___ INPUT MATERIAL ___
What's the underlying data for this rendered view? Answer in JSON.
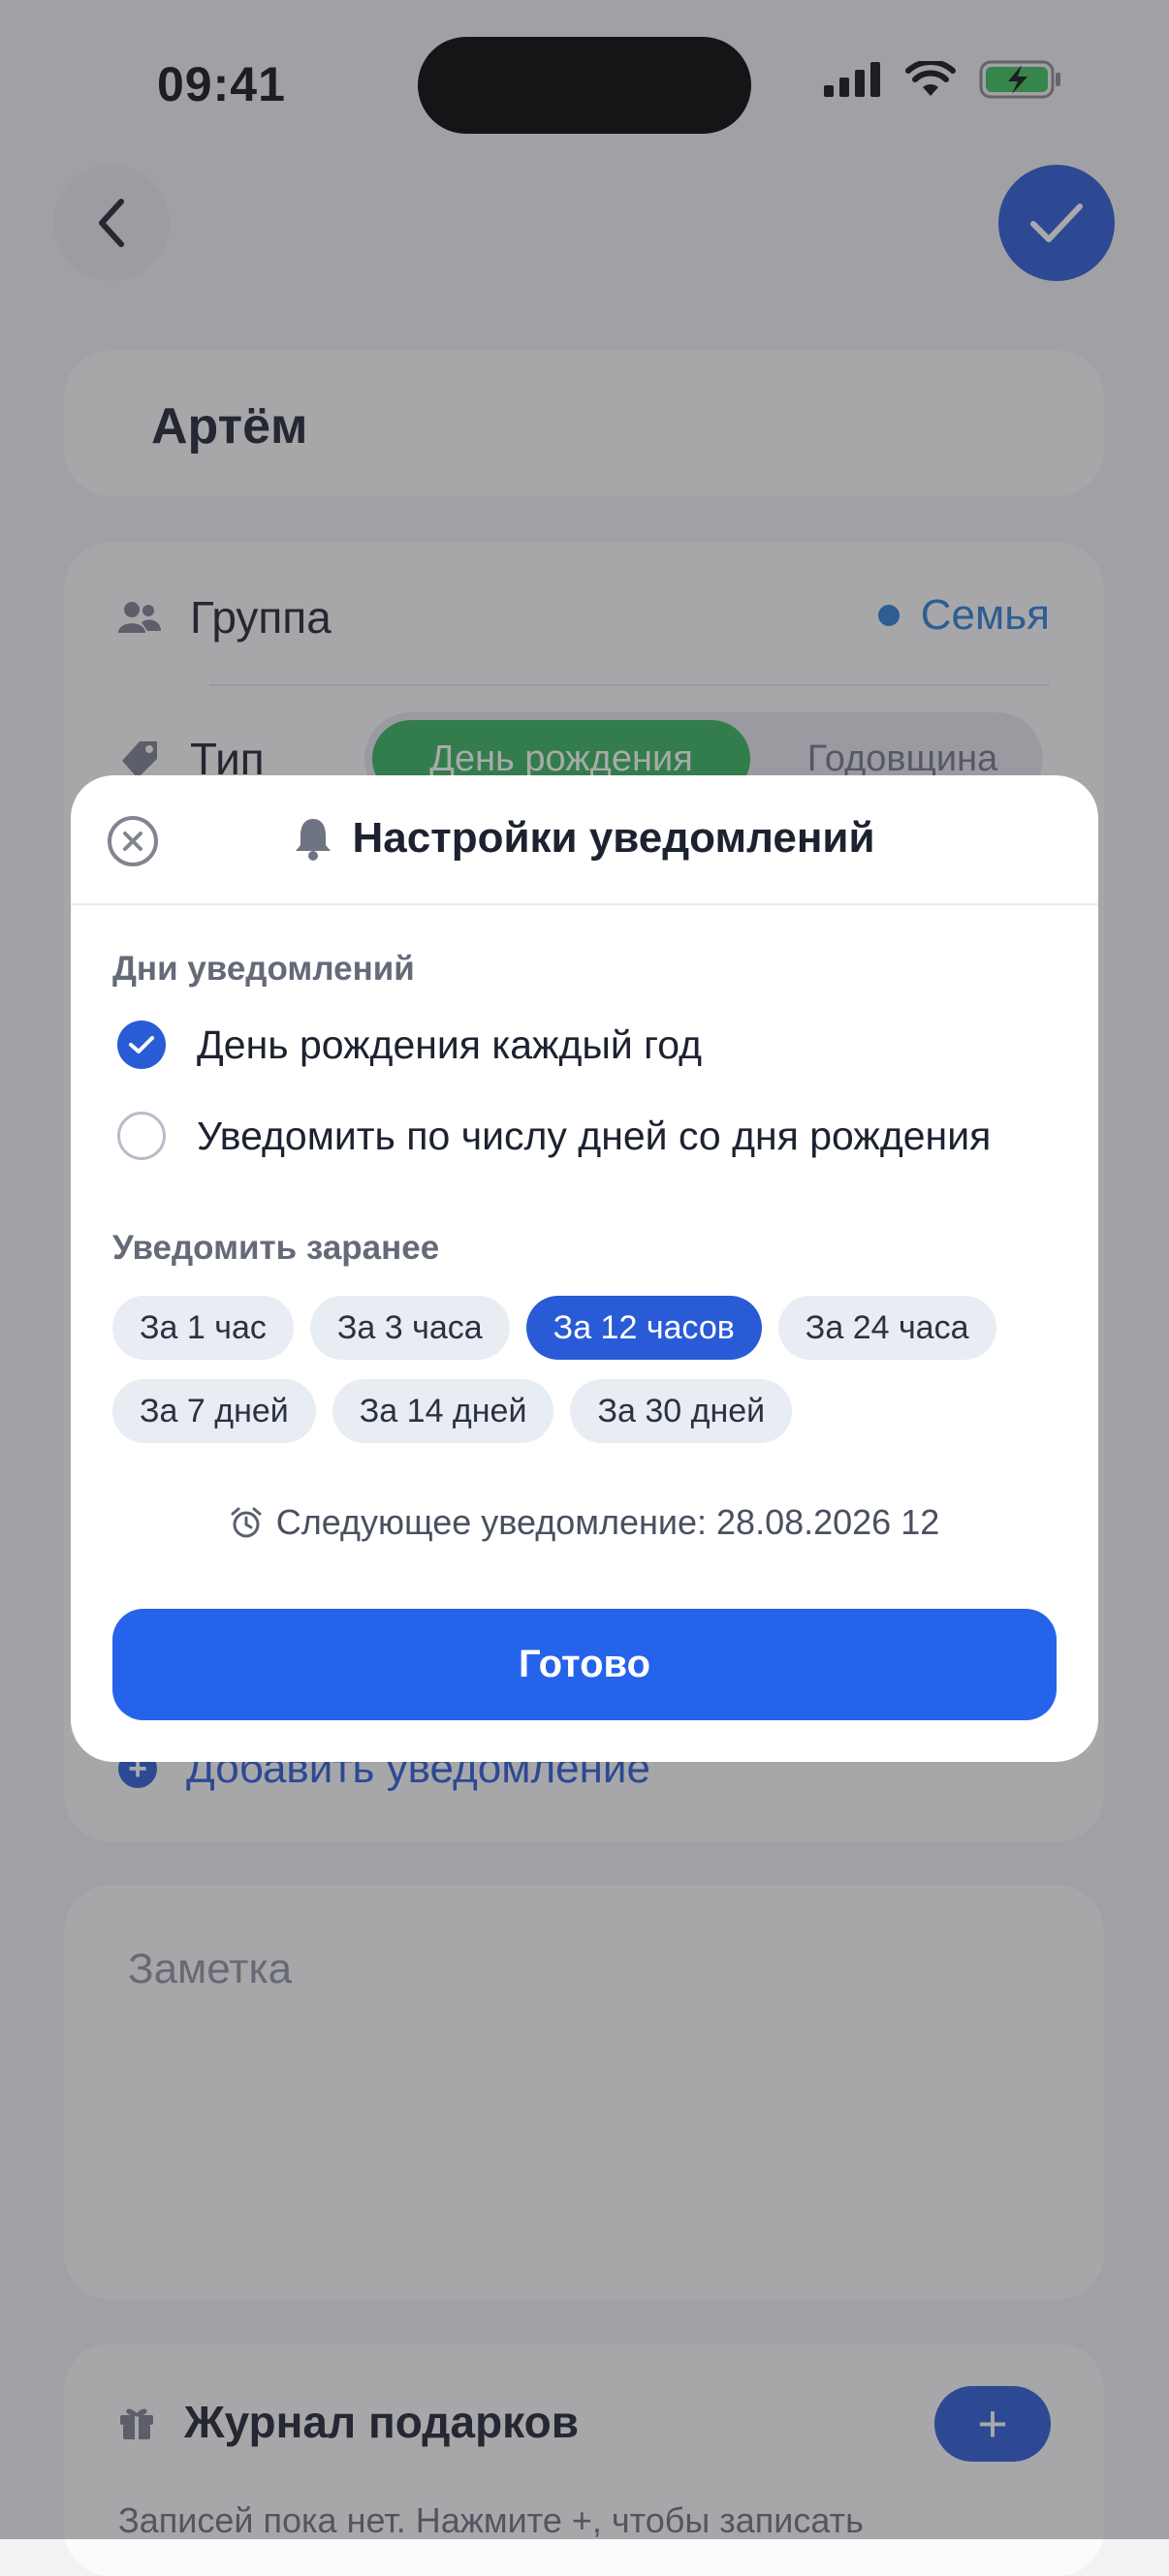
{
  "status_bar": {
    "time": "09:41"
  },
  "contact": {
    "name": "Артём"
  },
  "details": {
    "group_label": "Группа",
    "group_value": "Семья",
    "type_label": "Тип",
    "type_options": [
      "День рождения",
      "Годовщина"
    ],
    "type_selected": "День рождения",
    "add_notification": "Добавить уведомление"
  },
  "note": {
    "placeholder": "Заметка"
  },
  "gifts": {
    "title": "Журнал подарков",
    "empty_text": "Записей пока нет. Нажмите +, чтобы записать"
  },
  "modal": {
    "title": "Настройки уведомлений",
    "days_label": "Дни уведомлений",
    "option_1": "День рождения каждый год",
    "option_2": "Уведомить по числу дней со дня рождения",
    "option_selected": 1,
    "advance_label": "Уведомить заранее",
    "chips": [
      "За 1 час",
      "За 3 часа",
      "За 12 часов",
      "За 24 часа",
      "За 7 дней",
      "За 14 дней",
      "За 30 дней"
    ],
    "chip_selected": "За 12 часов",
    "next_notification": "Следующее уведомление: 28.08.2026 12",
    "done_label": "Готово"
  },
  "colors": {
    "accent": "#2563eb",
    "type_active": "#33b35a",
    "group": "#2a7dd4"
  }
}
___
◆ SHORT PROBLEM: Of all the lines above, how many contain the word "рождения"? Give the number and nothing else.

◆ ANSWER IN FULL: 4